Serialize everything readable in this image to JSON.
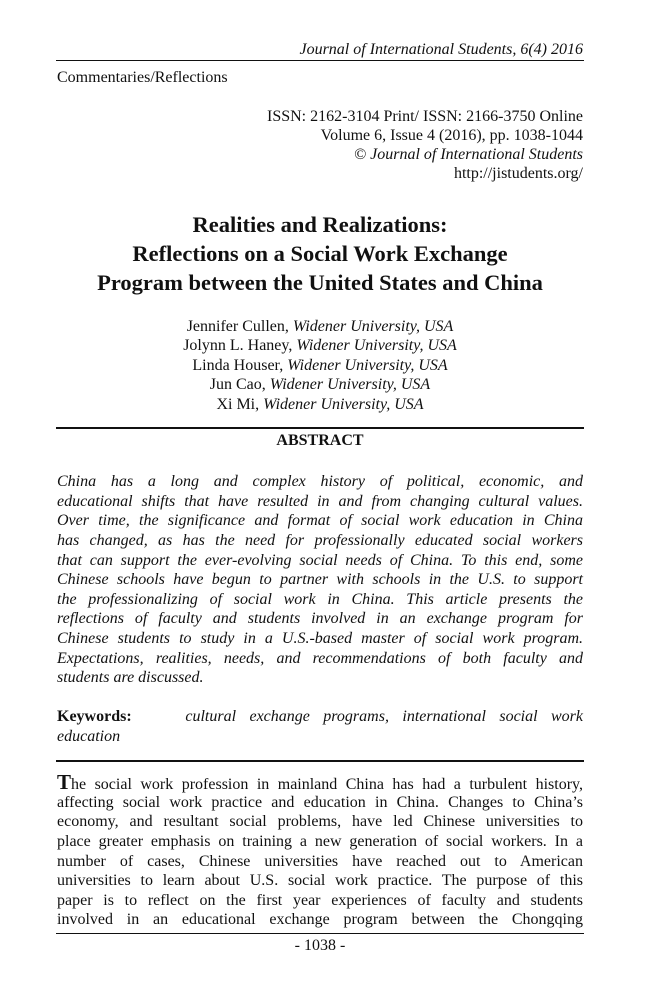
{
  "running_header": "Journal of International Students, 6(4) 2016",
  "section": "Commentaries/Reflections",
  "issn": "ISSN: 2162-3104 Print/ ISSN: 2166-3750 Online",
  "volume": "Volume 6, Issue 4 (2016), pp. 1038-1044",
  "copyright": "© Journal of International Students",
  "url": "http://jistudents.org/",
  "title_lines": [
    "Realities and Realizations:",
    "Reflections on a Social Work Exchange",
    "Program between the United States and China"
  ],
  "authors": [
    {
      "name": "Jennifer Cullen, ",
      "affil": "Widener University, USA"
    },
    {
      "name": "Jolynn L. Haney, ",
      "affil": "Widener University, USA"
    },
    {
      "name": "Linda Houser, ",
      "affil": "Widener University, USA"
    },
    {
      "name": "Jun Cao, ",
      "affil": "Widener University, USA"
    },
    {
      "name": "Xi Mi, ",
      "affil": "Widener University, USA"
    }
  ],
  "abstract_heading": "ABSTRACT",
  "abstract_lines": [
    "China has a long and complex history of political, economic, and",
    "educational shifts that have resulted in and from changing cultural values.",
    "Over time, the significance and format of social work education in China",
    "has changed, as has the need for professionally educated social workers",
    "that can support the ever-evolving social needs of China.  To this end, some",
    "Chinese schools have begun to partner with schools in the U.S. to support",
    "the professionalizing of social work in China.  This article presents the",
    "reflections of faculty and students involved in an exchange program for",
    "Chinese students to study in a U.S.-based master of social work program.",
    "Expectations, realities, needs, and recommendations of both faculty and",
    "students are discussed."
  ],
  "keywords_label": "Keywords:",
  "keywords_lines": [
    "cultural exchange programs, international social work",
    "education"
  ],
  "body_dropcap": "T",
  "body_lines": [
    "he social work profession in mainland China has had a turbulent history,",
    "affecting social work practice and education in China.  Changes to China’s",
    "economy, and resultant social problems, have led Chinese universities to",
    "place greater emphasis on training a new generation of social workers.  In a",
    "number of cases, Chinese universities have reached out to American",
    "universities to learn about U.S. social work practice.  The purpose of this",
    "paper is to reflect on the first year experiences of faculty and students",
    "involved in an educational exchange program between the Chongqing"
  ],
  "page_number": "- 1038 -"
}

----

What the task requires: Reproduce all of the material exactly, apart from the pictures.

Answer to this problem:
Serialize everything readable in this image to JSON.
{
  "running_header": "Journal of International Students, 6(4) 2016",
  "section": "Commentaries/Reflections",
  "issn": "ISSN: 2162-3104 Print/ ISSN: 2166-3750 Online",
  "volume": "Volume 6, Issue 4 (2016), pp. 1038-1044",
  "copyright": "© Journal of International Students",
  "url": "http://jistudents.org/",
  "title_lines": [
    "Realities and Realizations:",
    "Reflections on a Social Work Exchange",
    "Program between the United States and China"
  ],
  "authors": [
    {
      "name": "Jennifer Cullen, ",
      "affil": "Widener University, USA"
    },
    {
      "name": "Jolynn L. Haney, ",
      "affil": "Widener University, USA"
    },
    {
      "name": "Linda Houser, ",
      "affil": "Widener University, USA"
    },
    {
      "name": "Jun Cao, ",
      "affil": "Widener University, USA"
    },
    {
      "name": "Xi Mi, ",
      "affil": "Widener University, USA"
    }
  ],
  "abstract_heading": "ABSTRACT",
  "abstract_lines": [
    "China has a long and complex history of political, economic, and",
    "educational shifts that have resulted in and from changing cultural values.",
    "Over time, the significance and format of social work education in China",
    "has changed, as has the need for professionally educated social workers",
    "that can support the ever-evolving social needs of China.  To this end, some",
    "Chinese schools have begun to partner with schools in the U.S. to support",
    "the professionalizing of social work in China.  This article presents the",
    "reflections of faculty and students involved in an exchange program for",
    "Chinese students to study in a U.S.-based master of social work program.",
    "Expectations, realities, needs, and recommendations of both faculty and",
    "students are discussed."
  ],
  "keywords_label": "Keywords:",
  "keywords_lines": [
    "cultural exchange programs, international social work",
    "education"
  ],
  "body_dropcap": "T",
  "body_lines": [
    "he social work profession in mainland China has had a turbulent history,",
    "affecting social work practice and education in China.  Changes to China’s",
    "economy, and resultant social problems, have led Chinese universities to",
    "place greater emphasis on training a new generation of social workers.  In a",
    "number of cases, Chinese universities have reached out to American",
    "universities to learn about U.S. social work practice.  The purpose of this",
    "paper is to reflect on the first year experiences of faculty and students",
    "involved in an educational exchange program between the Chongqing"
  ],
  "page_number": "- 1038 -"
}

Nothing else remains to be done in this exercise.